[start of Data rows]

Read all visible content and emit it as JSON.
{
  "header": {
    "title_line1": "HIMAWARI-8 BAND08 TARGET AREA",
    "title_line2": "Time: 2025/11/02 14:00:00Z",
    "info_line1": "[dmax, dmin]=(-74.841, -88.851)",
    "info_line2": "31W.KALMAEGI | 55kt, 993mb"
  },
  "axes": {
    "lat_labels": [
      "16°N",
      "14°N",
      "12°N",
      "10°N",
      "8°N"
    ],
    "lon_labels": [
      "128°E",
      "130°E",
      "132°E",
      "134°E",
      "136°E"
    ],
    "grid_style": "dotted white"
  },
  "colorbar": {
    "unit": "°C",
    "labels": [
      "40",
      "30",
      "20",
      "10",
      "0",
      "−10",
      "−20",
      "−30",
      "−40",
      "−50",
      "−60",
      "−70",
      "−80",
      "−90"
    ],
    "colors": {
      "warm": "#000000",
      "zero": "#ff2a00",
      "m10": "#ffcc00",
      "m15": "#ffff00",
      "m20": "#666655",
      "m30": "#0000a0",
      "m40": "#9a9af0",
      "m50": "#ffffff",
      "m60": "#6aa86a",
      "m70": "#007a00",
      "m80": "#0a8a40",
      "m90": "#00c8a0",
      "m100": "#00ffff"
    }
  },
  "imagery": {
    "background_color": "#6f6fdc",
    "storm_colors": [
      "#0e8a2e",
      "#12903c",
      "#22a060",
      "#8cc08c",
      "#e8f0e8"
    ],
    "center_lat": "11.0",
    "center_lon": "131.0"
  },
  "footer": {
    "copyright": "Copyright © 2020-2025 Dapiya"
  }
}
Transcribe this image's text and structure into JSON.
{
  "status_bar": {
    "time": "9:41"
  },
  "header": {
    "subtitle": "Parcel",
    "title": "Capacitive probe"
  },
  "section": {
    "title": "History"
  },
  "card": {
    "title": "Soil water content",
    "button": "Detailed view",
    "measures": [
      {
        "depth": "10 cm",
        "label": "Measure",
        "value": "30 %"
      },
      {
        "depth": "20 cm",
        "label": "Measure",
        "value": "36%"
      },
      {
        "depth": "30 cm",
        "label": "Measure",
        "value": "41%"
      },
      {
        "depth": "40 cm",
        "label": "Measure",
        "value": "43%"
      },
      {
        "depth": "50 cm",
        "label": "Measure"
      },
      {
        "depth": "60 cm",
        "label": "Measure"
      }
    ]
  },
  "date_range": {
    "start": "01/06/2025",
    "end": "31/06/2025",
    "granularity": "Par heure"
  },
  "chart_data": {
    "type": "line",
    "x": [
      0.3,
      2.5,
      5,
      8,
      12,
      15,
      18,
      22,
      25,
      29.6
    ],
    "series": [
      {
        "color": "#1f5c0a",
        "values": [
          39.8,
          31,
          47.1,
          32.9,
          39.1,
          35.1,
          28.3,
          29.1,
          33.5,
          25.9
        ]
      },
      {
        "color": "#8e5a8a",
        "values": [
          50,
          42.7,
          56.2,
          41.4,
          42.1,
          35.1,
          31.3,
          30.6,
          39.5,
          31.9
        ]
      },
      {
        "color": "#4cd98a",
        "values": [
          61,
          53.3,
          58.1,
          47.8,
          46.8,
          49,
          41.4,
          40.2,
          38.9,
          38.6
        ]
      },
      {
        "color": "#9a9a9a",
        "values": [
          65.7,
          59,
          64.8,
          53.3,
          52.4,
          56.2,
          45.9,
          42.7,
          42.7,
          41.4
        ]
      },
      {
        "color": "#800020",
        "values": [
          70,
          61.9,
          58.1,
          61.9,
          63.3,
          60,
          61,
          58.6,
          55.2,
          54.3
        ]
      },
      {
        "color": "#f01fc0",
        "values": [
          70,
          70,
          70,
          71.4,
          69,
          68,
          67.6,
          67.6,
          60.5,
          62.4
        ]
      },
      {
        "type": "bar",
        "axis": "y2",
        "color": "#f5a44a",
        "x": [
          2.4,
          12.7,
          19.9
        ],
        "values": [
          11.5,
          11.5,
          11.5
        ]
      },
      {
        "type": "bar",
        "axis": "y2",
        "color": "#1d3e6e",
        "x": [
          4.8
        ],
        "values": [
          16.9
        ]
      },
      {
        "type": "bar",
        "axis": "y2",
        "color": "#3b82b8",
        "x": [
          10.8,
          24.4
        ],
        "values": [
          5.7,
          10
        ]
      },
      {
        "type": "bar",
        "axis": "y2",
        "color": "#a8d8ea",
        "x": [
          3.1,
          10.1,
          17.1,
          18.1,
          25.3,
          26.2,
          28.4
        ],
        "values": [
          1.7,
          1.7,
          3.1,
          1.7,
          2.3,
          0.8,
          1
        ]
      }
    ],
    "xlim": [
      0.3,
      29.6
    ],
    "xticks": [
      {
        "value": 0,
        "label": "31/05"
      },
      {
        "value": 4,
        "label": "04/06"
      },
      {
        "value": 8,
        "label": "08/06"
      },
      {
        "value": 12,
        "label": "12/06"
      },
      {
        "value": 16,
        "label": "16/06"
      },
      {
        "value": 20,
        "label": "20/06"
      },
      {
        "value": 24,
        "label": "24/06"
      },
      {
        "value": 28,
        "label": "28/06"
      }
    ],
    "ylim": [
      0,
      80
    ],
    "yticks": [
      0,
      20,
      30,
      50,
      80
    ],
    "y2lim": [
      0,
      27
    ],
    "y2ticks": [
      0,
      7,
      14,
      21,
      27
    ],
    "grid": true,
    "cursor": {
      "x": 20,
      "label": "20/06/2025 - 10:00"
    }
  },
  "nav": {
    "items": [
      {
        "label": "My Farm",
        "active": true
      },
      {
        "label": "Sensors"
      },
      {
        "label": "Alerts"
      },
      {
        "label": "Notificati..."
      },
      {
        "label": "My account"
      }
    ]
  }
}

[end of Data rows]

» **Task directions**: Reproduce each entry from the records above, character for character.

» **Answer in full**:
Read all visible content and emit it as JSON.
{
  "header": {
    "title_line1": "HIMAWARI-8 BAND08 TARGET AREA",
    "title_line2": "Time: 2025/11/02 14:00:00Z",
    "info_line1": "[dmax, dmin]=(-74.841, -88.851)",
    "info_line2": "31W.KALMAEGI | 55kt, 993mb"
  },
  "axes": {
    "lat_labels": [
      "16°N",
      "14°N",
      "12°N",
      "10°N",
      "8°N"
    ],
    "lon_labels": [
      "128°E",
      "130°E",
      "132°E",
      "134°E",
      "136°E"
    ],
    "grid_style": "dotted white"
  },
  "colorbar": {
    "unit": "°C",
    "labels": [
      "40",
      "30",
      "20",
      "10",
      "0",
      "−10",
      "−20",
      "−30",
      "−40",
      "−50",
      "−60",
      "−70",
      "−80",
      "−90"
    ],
    "colors": {
      "warm": "#000000",
      "zero": "#ff2a00",
      "m10": "#ffcc00",
      "m15": "#ffff00",
      "m20": "#666655",
      "m30": "#0000a0",
      "m40": "#9a9af0",
      "m50": "#ffffff",
      "m60": "#6aa86a",
      "m70": "#007a00",
      "m80": "#0a8a40",
      "m90": "#00c8a0",
      "m100": "#00ffff"
    }
  },
  "imagery": {
    "background_color": "#6f6fdc",
    "storm_colors": [
      "#0e8a2e",
      "#12903c",
      "#22a060",
      "#8cc08c",
      "#e8f0e8"
    ],
    "center_lat": "11.0",
    "center_lon": "131.0"
  },
  "footer": {
    "copyright": "Copyright © 2020-2025 Dapiya"
  }
}
Transcribe this image's text and structure into JSON.
{
  "status_bar": {
    "time": "9:41"
  },
  "header": {
    "subtitle": "Parcel",
    "title": "Capacitive probe"
  },
  "section": {
    "title": "History"
  },
  "card": {
    "title": "Soil water content",
    "button": "Detailed view",
    "measures": [
      {
        "depth": "10 cm",
        "label": "Measure",
        "value": "30 %"
      },
      {
        "depth": "20 cm",
        "label": "Measure",
        "value": "36%"
      },
      {
        "depth": "30 cm",
        "label": "Measure",
        "value": "41%"
      },
      {
        "depth": "40 cm",
        "label": "Measure",
        "value": "43%"
      },
      {
        "depth": "50 cm",
        "label": "Measure"
      },
      {
        "depth": "60 cm",
        "label": "Measure"
      }
    ]
  },
  "date_range": {
    "start": "01/06/2025",
    "end": "31/06/2025",
    "granularity": "Par heure"
  },
  "chart_data": {
    "type": "line",
    "x": [
      0.3,
      2.5,
      5,
      8,
      12,
      15,
      18,
      22,
      25,
      29.6
    ],
    "series": [
      {
        "color": "#1f5c0a",
        "values": [
          39.8,
          31,
          47.1,
          32.9,
          39.1,
          35.1,
          28.3,
          29.1,
          33.5,
          25.9
        ]
      },
      {
        "color": "#8e5a8a",
        "values": [
          50,
          42.7,
          56.2,
          41.4,
          42.1,
          35.1,
          31.3,
          30.6,
          39.5,
          31.9
        ]
      },
      {
        "color": "#4cd98a",
        "values": [
          61,
          53.3,
          58.1,
          47.8,
          46.8,
          49,
          41.4,
          40.2,
          38.9,
          38.6
        ]
      },
      {
        "color": "#9a9a9a",
        "values": [
          65.7,
          59,
          64.8,
          53.3,
          52.4,
          56.2,
          45.9,
          42.7,
          42.7,
          41.4
        ]
      },
      {
        "color": "#800020",
        "values": [
          70,
          61.9,
          58.1,
          61.9,
          63.3,
          60,
          61,
          58.6,
          55.2,
          54.3
        ]
      },
      {
        "color": "#f01fc0",
        "values": [
          70,
          70,
          70,
          71.4,
          69,
          68,
          67.6,
          67.6,
          60.5,
          62.4
        ]
      },
      {
        "type": "bar",
        "axis": "y2",
        "color": "#f5a44a",
        "x": [
          2.4,
          12.7,
          19.9
        ],
        "values": [
          11.5,
          11.5,
          11.5
        ]
      },
      {
        "type": "bar",
        "axis": "y2",
        "color": "#1d3e6e",
        "x": [
          4.8
        ],
        "values": [
          16.9
        ]
      },
      {
        "type": "bar",
        "axis": "y2",
        "color": "#3b82b8",
        "x": [
          10.8,
          24.4
        ],
        "values": [
          5.7,
          10
        ]
      },
      {
        "type": "bar",
        "axis": "y2",
        "color": "#a8d8ea",
        "x": [
          3.1,
          10.1,
          17.1,
          18.1,
          25.3,
          26.2,
          28.4
        ],
        "values": [
          1.7,
          1.7,
          3.1,
          1.7,
          2.3,
          0.8,
          1
        ]
      }
    ],
    "xlim": [
      0.3,
      29.6
    ],
    "xticks": [
      {
        "value": 0,
        "label": "31/05"
      },
      {
        "value": 4,
        "label": "04/06"
      },
      {
        "value": 8,
        "label": "08/06"
      },
      {
        "value": 12,
        "label": "12/06"
      },
      {
        "value": 16,
        "label": "16/06"
      },
      {
        "value": 20,
        "label": "20/06"
      },
      {
        "value": 24,
        "label": "24/06"
      },
      {
        "value": 28,
        "label": "28/06"
      }
    ],
    "ylim": [
      0,
      80
    ],
    "yticks": [
      0,
      20,
      30,
      50,
      80
    ],
    "y2lim": [
      0,
      27
    ],
    "y2ticks": [
      0,
      7,
      14,
      21,
      27
    ],
    "grid": true,
    "cursor": {
      "x": 20,
      "label": "20/06/2025 - 10:00"
    }
  },
  "nav": {
    "items": [
      {
        "label": "My Farm",
        "active": true
      },
      {
        "label": "Sensors"
      },
      {
        "label": "Alerts"
      },
      {
        "label": "Notificati..."
      },
      {
        "label": "My account"
      }
    ]
  }
}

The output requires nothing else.